Job:
From the listing below, pull out every line where the string "elegir" appears.

Stored rows:

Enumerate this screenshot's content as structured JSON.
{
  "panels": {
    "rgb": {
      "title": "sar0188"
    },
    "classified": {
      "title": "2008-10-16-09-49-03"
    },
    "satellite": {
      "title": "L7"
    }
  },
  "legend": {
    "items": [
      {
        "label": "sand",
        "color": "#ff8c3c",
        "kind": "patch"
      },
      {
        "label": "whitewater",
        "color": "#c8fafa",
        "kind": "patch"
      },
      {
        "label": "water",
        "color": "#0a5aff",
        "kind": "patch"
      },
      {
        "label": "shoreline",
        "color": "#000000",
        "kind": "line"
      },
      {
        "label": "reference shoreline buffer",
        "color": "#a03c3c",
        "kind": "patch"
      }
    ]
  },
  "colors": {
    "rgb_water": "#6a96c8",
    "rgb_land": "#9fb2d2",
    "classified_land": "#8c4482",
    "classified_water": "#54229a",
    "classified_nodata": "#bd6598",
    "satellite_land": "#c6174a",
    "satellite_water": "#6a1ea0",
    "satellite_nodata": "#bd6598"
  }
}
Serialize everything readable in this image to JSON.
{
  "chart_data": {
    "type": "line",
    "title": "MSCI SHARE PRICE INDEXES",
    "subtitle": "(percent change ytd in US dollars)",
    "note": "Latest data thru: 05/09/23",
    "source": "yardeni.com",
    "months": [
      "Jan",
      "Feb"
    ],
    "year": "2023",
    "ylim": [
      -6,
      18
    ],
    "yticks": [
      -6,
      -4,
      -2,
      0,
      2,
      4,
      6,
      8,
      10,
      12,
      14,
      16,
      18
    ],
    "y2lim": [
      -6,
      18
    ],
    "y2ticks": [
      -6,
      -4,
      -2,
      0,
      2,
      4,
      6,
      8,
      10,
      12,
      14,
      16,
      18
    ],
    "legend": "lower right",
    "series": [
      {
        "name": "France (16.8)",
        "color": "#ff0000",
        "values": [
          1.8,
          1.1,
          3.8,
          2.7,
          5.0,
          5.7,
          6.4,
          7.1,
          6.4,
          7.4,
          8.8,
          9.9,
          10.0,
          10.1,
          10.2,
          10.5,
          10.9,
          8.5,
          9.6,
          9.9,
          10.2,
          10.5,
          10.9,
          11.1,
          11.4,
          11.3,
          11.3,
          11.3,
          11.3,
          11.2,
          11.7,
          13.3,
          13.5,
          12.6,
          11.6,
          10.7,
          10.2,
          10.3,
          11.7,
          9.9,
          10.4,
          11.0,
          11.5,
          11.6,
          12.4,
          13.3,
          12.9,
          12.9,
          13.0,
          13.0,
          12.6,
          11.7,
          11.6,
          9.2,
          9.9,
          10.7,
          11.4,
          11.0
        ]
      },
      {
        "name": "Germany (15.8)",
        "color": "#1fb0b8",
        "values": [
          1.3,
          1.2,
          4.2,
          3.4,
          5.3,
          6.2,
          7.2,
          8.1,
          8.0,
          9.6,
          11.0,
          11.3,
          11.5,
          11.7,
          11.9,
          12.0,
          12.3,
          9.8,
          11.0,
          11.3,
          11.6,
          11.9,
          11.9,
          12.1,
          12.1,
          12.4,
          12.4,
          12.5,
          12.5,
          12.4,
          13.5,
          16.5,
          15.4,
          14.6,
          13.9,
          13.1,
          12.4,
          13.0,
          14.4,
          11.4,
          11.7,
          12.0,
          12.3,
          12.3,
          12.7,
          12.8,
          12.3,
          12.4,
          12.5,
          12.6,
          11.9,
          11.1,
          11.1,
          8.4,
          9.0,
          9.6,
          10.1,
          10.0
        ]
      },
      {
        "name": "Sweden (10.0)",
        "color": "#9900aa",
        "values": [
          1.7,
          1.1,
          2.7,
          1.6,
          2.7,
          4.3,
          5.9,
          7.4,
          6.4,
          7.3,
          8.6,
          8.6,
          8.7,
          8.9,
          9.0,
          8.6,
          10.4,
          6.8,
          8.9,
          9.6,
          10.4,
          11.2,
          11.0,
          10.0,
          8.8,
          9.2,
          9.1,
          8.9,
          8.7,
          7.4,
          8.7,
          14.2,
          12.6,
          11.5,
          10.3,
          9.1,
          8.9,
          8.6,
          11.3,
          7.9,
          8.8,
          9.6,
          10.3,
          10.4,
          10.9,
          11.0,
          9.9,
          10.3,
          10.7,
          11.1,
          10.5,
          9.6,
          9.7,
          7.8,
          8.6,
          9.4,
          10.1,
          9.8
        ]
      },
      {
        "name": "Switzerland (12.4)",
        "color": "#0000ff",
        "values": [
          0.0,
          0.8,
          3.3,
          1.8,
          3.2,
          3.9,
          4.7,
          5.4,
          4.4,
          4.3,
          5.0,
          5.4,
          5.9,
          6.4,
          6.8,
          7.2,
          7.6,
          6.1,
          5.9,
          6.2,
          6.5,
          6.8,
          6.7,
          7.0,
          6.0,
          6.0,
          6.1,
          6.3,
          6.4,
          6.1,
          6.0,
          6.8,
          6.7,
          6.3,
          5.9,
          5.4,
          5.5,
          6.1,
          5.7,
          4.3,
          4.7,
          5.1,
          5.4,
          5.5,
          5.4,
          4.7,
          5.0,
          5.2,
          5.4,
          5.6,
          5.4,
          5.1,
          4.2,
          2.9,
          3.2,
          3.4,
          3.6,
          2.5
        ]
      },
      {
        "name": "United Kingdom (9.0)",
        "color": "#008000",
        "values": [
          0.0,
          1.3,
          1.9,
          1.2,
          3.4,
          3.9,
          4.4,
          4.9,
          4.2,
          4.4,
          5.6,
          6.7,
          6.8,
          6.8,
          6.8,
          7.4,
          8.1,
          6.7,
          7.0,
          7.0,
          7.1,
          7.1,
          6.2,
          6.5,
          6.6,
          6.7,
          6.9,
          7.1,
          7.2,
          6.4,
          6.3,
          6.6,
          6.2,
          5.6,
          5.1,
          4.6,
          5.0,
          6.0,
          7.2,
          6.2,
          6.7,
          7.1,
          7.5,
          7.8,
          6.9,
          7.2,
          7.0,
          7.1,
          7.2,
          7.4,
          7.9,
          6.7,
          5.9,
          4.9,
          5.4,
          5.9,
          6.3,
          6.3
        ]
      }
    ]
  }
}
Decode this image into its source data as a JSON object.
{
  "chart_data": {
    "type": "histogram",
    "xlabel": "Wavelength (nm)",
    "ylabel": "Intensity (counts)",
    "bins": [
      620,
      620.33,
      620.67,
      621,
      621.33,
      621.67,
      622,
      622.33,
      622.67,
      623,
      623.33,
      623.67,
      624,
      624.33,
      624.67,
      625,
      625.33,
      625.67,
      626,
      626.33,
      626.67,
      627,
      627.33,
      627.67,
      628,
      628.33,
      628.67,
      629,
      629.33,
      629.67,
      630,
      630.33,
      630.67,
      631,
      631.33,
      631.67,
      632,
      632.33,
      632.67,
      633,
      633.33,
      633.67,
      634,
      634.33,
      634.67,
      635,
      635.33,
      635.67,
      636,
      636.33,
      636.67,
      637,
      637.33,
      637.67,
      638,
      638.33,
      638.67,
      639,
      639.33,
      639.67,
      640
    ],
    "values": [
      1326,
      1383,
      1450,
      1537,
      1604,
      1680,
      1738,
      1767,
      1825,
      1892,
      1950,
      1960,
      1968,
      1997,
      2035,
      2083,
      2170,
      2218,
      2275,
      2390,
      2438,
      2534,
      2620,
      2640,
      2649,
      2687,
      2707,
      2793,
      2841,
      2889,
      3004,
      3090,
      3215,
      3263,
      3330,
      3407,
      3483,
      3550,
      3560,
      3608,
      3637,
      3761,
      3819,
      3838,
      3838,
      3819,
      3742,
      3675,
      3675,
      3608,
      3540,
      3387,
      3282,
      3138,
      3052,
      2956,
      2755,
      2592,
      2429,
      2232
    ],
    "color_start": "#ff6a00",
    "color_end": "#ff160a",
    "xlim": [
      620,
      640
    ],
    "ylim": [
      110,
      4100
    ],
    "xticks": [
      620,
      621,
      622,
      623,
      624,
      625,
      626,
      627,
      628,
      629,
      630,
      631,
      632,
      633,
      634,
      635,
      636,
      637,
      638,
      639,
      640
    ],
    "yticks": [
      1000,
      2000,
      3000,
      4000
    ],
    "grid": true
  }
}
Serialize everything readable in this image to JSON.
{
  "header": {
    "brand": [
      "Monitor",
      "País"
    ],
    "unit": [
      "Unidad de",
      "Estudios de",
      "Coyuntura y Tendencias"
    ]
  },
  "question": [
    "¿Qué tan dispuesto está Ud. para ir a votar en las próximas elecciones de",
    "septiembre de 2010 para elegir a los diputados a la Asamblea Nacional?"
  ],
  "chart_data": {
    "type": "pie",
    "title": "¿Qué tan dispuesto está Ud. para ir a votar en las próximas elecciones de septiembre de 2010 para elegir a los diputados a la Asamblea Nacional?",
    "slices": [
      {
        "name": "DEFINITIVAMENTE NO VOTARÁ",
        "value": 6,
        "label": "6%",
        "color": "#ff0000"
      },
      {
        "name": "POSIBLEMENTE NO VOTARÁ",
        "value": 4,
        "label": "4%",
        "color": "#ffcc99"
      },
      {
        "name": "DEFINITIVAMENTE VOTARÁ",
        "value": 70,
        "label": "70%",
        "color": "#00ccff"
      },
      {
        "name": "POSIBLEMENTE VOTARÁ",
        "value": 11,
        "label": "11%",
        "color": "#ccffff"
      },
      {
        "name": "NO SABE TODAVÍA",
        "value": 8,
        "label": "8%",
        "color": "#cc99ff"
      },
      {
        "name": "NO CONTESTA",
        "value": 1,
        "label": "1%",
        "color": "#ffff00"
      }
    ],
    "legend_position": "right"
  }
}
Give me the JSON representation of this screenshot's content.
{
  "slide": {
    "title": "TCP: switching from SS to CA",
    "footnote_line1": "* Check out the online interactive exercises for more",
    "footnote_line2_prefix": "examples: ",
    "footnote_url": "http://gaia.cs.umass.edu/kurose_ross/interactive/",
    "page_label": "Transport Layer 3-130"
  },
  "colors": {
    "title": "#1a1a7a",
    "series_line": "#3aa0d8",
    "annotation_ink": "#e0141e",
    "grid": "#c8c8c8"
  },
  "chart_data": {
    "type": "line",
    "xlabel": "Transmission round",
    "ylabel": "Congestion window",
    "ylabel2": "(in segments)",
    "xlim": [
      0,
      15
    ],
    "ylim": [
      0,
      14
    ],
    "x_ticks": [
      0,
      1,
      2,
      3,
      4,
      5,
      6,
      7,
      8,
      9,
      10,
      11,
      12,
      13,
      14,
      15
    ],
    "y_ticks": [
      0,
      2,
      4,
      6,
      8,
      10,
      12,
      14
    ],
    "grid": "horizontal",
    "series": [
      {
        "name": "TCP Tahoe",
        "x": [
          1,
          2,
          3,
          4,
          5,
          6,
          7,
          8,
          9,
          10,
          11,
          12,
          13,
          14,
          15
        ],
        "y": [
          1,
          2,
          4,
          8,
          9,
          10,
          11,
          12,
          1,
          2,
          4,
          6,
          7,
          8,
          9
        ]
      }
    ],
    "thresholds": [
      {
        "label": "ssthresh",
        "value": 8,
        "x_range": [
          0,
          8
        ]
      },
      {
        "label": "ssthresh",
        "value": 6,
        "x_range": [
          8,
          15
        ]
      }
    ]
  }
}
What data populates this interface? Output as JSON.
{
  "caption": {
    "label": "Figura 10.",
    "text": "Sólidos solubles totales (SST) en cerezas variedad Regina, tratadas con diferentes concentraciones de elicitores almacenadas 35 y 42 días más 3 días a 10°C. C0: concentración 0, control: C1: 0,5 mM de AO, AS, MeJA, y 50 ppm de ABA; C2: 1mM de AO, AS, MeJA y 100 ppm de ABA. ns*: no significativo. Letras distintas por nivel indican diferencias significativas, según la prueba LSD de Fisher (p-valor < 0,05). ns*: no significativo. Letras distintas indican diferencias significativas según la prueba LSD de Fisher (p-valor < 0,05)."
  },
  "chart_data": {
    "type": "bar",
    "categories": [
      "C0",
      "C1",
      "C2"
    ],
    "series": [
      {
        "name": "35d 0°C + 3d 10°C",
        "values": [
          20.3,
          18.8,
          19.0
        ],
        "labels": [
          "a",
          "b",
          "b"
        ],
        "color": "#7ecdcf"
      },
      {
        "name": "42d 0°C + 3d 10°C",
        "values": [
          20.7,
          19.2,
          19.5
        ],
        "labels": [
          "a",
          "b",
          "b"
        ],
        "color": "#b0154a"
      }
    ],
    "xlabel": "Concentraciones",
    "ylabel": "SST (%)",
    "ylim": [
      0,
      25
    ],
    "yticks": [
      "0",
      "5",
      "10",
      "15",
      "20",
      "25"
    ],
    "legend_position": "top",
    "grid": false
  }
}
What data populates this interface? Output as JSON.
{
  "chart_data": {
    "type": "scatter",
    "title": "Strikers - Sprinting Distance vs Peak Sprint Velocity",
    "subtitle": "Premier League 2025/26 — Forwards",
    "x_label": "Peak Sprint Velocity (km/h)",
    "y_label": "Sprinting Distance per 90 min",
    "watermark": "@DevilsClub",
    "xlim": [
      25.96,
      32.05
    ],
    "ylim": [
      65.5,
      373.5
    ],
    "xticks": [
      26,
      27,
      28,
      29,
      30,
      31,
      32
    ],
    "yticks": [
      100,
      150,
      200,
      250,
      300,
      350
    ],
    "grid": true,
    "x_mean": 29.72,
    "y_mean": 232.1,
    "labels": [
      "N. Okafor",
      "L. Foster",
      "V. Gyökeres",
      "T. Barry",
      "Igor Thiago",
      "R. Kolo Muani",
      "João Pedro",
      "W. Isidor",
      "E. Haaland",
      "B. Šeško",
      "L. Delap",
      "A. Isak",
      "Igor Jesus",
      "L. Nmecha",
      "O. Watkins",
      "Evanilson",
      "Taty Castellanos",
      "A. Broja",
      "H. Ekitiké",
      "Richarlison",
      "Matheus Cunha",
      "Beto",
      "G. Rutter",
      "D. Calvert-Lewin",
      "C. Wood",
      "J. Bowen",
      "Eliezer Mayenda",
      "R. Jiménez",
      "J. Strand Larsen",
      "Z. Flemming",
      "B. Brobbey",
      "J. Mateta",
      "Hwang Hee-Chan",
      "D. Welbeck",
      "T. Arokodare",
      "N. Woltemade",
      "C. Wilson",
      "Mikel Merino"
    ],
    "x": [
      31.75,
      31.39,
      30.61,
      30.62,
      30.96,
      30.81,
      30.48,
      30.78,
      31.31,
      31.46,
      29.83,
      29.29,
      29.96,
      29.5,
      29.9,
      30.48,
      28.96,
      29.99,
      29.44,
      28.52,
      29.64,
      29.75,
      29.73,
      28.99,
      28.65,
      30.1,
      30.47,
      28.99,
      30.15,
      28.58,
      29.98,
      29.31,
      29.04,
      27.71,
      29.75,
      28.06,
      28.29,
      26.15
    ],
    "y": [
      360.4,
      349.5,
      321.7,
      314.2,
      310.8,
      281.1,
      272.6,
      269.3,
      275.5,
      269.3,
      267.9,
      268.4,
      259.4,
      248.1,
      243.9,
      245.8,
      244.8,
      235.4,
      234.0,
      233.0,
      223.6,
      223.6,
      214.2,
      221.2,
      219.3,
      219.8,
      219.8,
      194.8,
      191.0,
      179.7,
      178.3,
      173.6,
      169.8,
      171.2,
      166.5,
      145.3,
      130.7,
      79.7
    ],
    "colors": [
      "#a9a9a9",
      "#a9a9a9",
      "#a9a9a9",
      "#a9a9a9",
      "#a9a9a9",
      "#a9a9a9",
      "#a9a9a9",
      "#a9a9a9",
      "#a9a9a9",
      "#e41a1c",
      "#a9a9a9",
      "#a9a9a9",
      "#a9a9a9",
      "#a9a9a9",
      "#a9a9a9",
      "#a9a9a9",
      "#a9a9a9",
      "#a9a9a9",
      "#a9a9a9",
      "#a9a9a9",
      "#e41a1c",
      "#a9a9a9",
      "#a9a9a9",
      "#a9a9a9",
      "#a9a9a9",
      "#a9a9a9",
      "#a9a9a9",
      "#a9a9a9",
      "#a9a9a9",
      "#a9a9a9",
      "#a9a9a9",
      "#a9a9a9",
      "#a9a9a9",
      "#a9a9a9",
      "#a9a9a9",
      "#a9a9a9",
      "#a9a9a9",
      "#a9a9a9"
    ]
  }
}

Output of the exercise:
    "septiembre de 2010 para elegir a los diputados a la Asamblea Nacional?"
    "title": "¿Qué tan dispuesto está Ud. para ir a votar en las próximas elecciones de septiembre de 2010 para elegir a los diputados a la Asamblea Nacional?",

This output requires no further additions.